DIRECTIVE
Wherever the word "dSTEC" shows up in a line, please copy that line.

___ DATASET ROWS ___

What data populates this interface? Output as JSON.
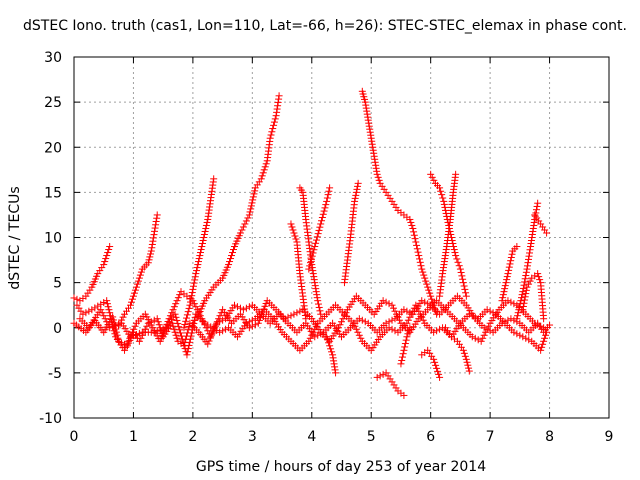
{
  "chart_data": {
    "type": "scatter",
    "title": "dSTEC Iono. truth (cas1, Lon=110, Lat=-66, h=26): STEC-STEC_elemax in phase cont.",
    "xlabel": "GPS time / hours of day 253 of year 2014",
    "ylabel": "dSTEC  / TECUs",
    "xlim": [
      0,
      9
    ],
    "ylim": [
      -10,
      30
    ],
    "xticks": [
      0,
      1,
      2,
      3,
      4,
      5,
      6,
      7,
      8,
      9
    ],
    "yticks": [
      -10,
      -5,
      0,
      5,
      10,
      15,
      20,
      25,
      30
    ],
    "grid": true,
    "marker": "+",
    "color": "#ff0000",
    "arcs": [
      [
        [
          0.0,
          3.3
        ],
        [
          0.1,
          3.0
        ],
        [
          0.2,
          3.5
        ],
        [
          0.3,
          4.5
        ],
        [
          0.4,
          6.0
        ],
        [
          0.5,
          7.0
        ],
        [
          0.6,
          9.0
        ]
      ],
      [
        [
          0.75,
          0.2
        ],
        [
          0.85,
          1.5
        ],
        [
          0.95,
          2.5
        ],
        [
          1.05,
          4.5
        ],
        [
          1.15,
          6.5
        ],
        [
          1.25,
          7.2
        ],
        [
          1.3,
          8.5
        ],
        [
          1.4,
          12.5
        ]
      ],
      [
        [
          1.85,
          0.0
        ],
        [
          1.95,
          2.5
        ],
        [
          2.05,
          6.0
        ],
        [
          2.15,
          9.0
        ],
        [
          2.25,
          12.0
        ],
        [
          2.35,
          16.5
        ]
      ],
      [
        [
          2.0,
          0.5
        ],
        [
          2.1,
          1.5
        ],
        [
          2.2,
          3.0
        ],
        [
          2.35,
          4.5
        ],
        [
          2.5,
          5.5
        ],
        [
          2.6,
          7.0
        ],
        [
          2.7,
          9.0
        ],
        [
          2.8,
          10.5
        ],
        [
          2.95,
          12.5
        ],
        [
          3.05,
          15.5
        ],
        [
          3.15,
          16.5
        ],
        [
          3.25,
          18.5
        ],
        [
          3.3,
          21.0
        ],
        [
          3.4,
          23.5
        ],
        [
          3.45,
          25.7
        ]
      ],
      [
        [
          3.65,
          11.5
        ],
        [
          3.75,
          9.5
        ],
        [
          3.8,
          6.0
        ],
        [
          3.85,
          3.5
        ],
        [
          3.9,
          1.0
        ]
      ],
      [
        [
          3.8,
          15.5
        ],
        [
          3.85,
          15.0
        ],
        [
          3.9,
          12.0
        ],
        [
          3.95,
          9.5
        ],
        [
          4.0,
          7.0
        ],
        [
          4.05,
          5.0
        ],
        [
          4.1,
          3.0
        ],
        [
          4.15,
          1.5
        ]
      ],
      [
        [
          3.95,
          6.5
        ],
        [
          4.05,
          9.0
        ],
        [
          4.15,
          11.5
        ],
        [
          4.25,
          14.0
        ],
        [
          4.3,
          15.5
        ]
      ],
      [
        [
          4.25,
          -1.0
        ],
        [
          4.35,
          -3.0
        ],
        [
          4.4,
          -5.0
        ]
      ],
      [
        [
          4.55,
          5.0
        ],
        [
          4.65,
          10.0
        ],
        [
          4.72,
          14.0
        ],
        [
          4.78,
          16.0
        ]
      ],
      [
        [
          4.85,
          26.2
        ],
        [
          4.9,
          25.0
        ],
        [
          4.95,
          23.0
        ],
        [
          5.0,
          21.0
        ],
        [
          5.05,
          19.0
        ],
        [
          5.1,
          17.0
        ],
        [
          5.15,
          16.0
        ],
        [
          5.25,
          15.0
        ],
        [
          5.35,
          14.0
        ],
        [
          5.45,
          13.0
        ],
        [
          5.55,
          12.5
        ],
        [
          5.65,
          12.0
        ],
        [
          5.7,
          11.0
        ],
        [
          5.75,
          9.5
        ],
        [
          5.8,
          8.0
        ],
        [
          5.85,
          6.5
        ],
        [
          5.9,
          5.5
        ],
        [
          5.95,
          4.5
        ],
        [
          6.0,
          3.5
        ],
        [
          6.05,
          2.5
        ],
        [
          6.1,
          1.5
        ]
      ],
      [
        [
          6.0,
          17.0
        ],
        [
          6.08,
          16.0
        ],
        [
          6.15,
          15.5
        ],
        [
          6.22,
          14.0
        ],
        [
          6.28,
          12.0
        ],
        [
          6.35,
          10.0
        ],
        [
          6.42,
          8.0
        ],
        [
          6.5,
          6.5
        ],
        [
          6.55,
          5.0
        ],
        [
          6.6,
          3.5
        ]
      ],
      [
        [
          6.15,
          3.5
        ],
        [
          6.2,
          6.0
        ],
        [
          6.27,
          9.0
        ],
        [
          6.33,
          12.0
        ],
        [
          6.38,
          15.0
        ],
        [
          6.42,
          17.0
        ]
      ],
      [
        [
          6.25,
          0.0
        ],
        [
          6.35,
          -1.0
        ],
        [
          6.45,
          -1.5
        ],
        [
          6.55,
          -2.5
        ],
        [
          6.6,
          -3.5
        ],
        [
          6.65,
          -4.8
        ]
      ],
      [
        [
          5.1,
          -5.5
        ],
        [
          5.25,
          -5.0
        ],
        [
          5.35,
          -6.0
        ],
        [
          5.45,
          -7.0
        ],
        [
          5.55,
          -7.5
        ]
      ],
      [
        [
          5.5,
          -4.0
        ],
        [
          5.55,
          -2.5
        ],
        [
          5.6,
          -1.0
        ],
        [
          5.65,
          0.0
        ]
      ],
      [
        [
          5.85,
          -3.0
        ],
        [
          5.95,
          -2.5
        ],
        [
          6.05,
          -3.5
        ],
        [
          6.1,
          -4.5
        ],
        [
          6.15,
          -5.5
        ]
      ],
      [
        [
          7.45,
          1.0
        ],
        [
          7.55,
          4.0
        ],
        [
          7.62,
          6.5
        ],
        [
          7.68,
          9.0
        ],
        [
          7.75,
          12.0
        ],
        [
          7.8,
          13.8
        ]
      ],
      [
        [
          7.75,
          12.5
        ],
        [
          7.85,
          11.5
        ],
        [
          7.95,
          10.5
        ]
      ],
      [
        [
          7.55,
          2.0
        ],
        [
          7.62,
          4.5
        ],
        [
          7.7,
          5.5
        ],
        [
          7.8,
          6.0
        ],
        [
          7.85,
          5.0
        ],
        [
          7.9,
          1.0
        ]
      ],
      [
        [
          7.2,
          3.0
        ],
        [
          7.3,
          6.0
        ],
        [
          7.38,
          8.5
        ],
        [
          7.45,
          9.0
        ]
      ],
      [
        [
          0.0,
          0.5
        ],
        [
          0.2,
          -0.5
        ],
        [
          0.35,
          0.8
        ],
        [
          0.5,
          -0.5
        ],
        [
          0.65,
          1.2
        ],
        [
          0.75,
          -1.5
        ],
        [
          0.9,
          -2.0
        ],
        [
          1.0,
          -0.5
        ],
        [
          1.1,
          -1.5
        ],
        [
          1.25,
          0.5
        ],
        [
          1.4,
          1.0
        ],
        [
          1.5,
          -1.0
        ],
        [
          1.65,
          0.5
        ],
        [
          1.75,
          -1.5
        ],
        [
          1.85,
          -2.0
        ],
        [
          1.95,
          0.5
        ],
        [
          2.1,
          -0.5
        ],
        [
          2.25,
          -1.8
        ],
        [
          2.4,
          0.5
        ],
        [
          2.55,
          1.0
        ],
        [
          2.7,
          2.5
        ],
        [
          2.85,
          2.0
        ],
        [
          3.0,
          2.5
        ],
        [
          3.15,
          1.5
        ],
        [
          3.3,
          0.5
        ],
        [
          3.45,
          1.5
        ],
        [
          3.6,
          0.5
        ],
        [
          3.75,
          -0.5
        ],
        [
          3.9,
          0.5
        ],
        [
          4.05,
          -1.0
        ],
        [
          4.2,
          -0.5
        ],
        [
          4.35,
          0.5
        ],
        [
          4.5,
          -1.0
        ],
        [
          4.65,
          0.0
        ],
        [
          4.8,
          1.0
        ],
        [
          4.95,
          0.5
        ],
        [
          5.1,
          -0.5
        ],
        [
          5.25,
          0.5
        ],
        [
          5.4,
          1.0
        ],
        [
          5.55,
          2.0
        ],
        [
          5.7,
          1.5
        ],
        [
          5.85,
          3.0
        ],
        [
          6.0,
          2.5
        ],
        [
          6.15,
          1.5
        ],
        [
          6.3,
          2.5
        ],
        [
          6.45,
          3.5
        ],
        [
          6.6,
          2.5
        ],
        [
          6.75,
          1.0
        ],
        [
          6.9,
          0.0
        ],
        [
          7.05,
          -0.5
        ],
        [
          7.2,
          0.5
        ],
        [
          7.35,
          1.0
        ],
        [
          7.5,
          0.5
        ],
        [
          7.65,
          -0.5
        ],
        [
          7.8,
          0.5
        ],
        [
          7.9,
          -0.5
        ],
        [
          8.0,
          0.3
        ]
      ],
      [
        [
          0.1,
          1.0
        ],
        [
          0.25,
          0.0
        ],
        [
          0.45,
          2.0
        ],
        [
          0.6,
          0.0
        ],
        [
          0.8,
          0.5
        ],
        [
          0.95,
          -1.0
        ],
        [
          1.15,
          -0.5
        ],
        [
          1.35,
          -0.5
        ],
        [
          1.55,
          0.0
        ],
        [
          1.7,
          1.5
        ],
        [
          1.9,
          -3.0
        ],
        [
          2.05,
          1.5
        ],
        [
          2.2,
          0.5
        ],
        [
          2.45,
          -0.5
        ],
        [
          2.6,
          0.0
        ],
        [
          2.75,
          -1.0
        ],
        [
          2.9,
          0.5
        ],
        [
          3.05,
          1.0
        ],
        [
          3.2,
          2.0
        ],
        [
          3.35,
          1.0
        ],
        [
          3.5,
          -0.5
        ],
        [
          3.65,
          -1.5
        ],
        [
          3.8,
          -2.5
        ],
        [
          3.95,
          -1.5
        ],
        [
          4.1,
          0.5
        ],
        [
          4.25,
          1.5
        ],
        [
          4.4,
          2.5
        ],
        [
          4.55,
          1.5
        ],
        [
          4.7,
          0.5
        ],
        [
          4.85,
          -1.5
        ],
        [
          5.0,
          -2.5
        ],
        [
          5.15,
          -1.0
        ],
        [
          5.3,
          0.0
        ],
        [
          5.45,
          -0.5
        ],
        [
          5.6,
          0.5
        ],
        [
          5.75,
          2.5
        ],
        [
          5.9,
          0.5
        ],
        [
          6.05,
          -0.5
        ],
        [
          6.2,
          0.0
        ],
        [
          6.35,
          -1.0
        ],
        [
          6.5,
          0.5
        ],
        [
          6.65,
          1.5
        ],
        [
          6.8,
          1.0
        ],
        [
          6.95,
          2.0
        ],
        [
          7.1,
          1.5
        ],
        [
          7.25,
          0.5
        ],
        [
          7.4,
          -0.5
        ],
        [
          7.55,
          -1.0
        ],
        [
          7.7,
          -1.5
        ],
        [
          7.85,
          -2.5
        ],
        [
          7.95,
          -0.5
        ]
      ],
      [
        [
          0.05,
          2.5
        ],
        [
          0.15,
          1.5
        ],
        [
          0.3,
          2.0
        ],
        [
          0.55,
          3.0
        ],
        [
          0.7,
          -1.0
        ],
        [
          0.85,
          -2.5
        ],
        [
          1.05,
          0.5
        ],
        [
          1.2,
          1.5
        ],
        [
          1.45,
          -1.5
        ],
        [
          1.6,
          1.0
        ],
        [
          1.8,
          4.0
        ],
        [
          1.9,
          3.5
        ],
        [
          2.0,
          3.0
        ],
        [
          2.15,
          1.0
        ],
        [
          2.3,
          -1.0
        ],
        [
          2.5,
          2.0
        ],
        [
          2.65,
          0.5
        ],
        [
          2.8,
          1.5
        ],
        [
          2.95,
          0.0
        ],
        [
          3.1,
          0.5
        ],
        [
          3.25,
          3.0
        ],
        [
          3.4,
          2.0
        ],
        [
          3.55,
          1.0
        ],
        [
          3.7,
          1.5
        ],
        [
          3.85,
          2.0
        ],
        [
          4.0,
          1.0
        ],
        [
          4.15,
          -0.5
        ],
        [
          4.3,
          -1.5
        ],
        [
          4.45,
          0.0
        ],
        [
          4.6,
          2.0
        ],
        [
          4.75,
          3.5
        ],
        [
          4.9,
          2.5
        ],
        [
          5.05,
          1.5
        ],
        [
          5.2,
          3.0
        ],
        [
          5.35,
          2.5
        ],
        [
          5.5,
          0.5
        ],
        [
          5.65,
          -0.5
        ],
        [
          5.8,
          1.0
        ],
        [
          5.95,
          2.0
        ],
        [
          6.1,
          3.0
        ],
        [
          6.25,
          2.0
        ],
        [
          6.4,
          1.0
        ],
        [
          6.55,
          0.0
        ],
        [
          6.7,
          -1.0
        ],
        [
          6.85,
          -1.5
        ],
        [
          7.0,
          0.5
        ],
        [
          7.15,
          2.0
        ],
        [
          7.3,
          3.0
        ],
        [
          7.45,
          2.5
        ],
        [
          7.6,
          1.5
        ],
        [
          7.75,
          0.5
        ],
        [
          7.9,
          0.0
        ]
      ]
    ]
  }
}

___

CORRECT OUTPUT
    "title": "dSTEC Iono. truth (cas1, Lon=110, Lat=-66, h=26): STEC-STEC_elemax in phase cont.",
    "ylabel": "dSTEC  / TECUs",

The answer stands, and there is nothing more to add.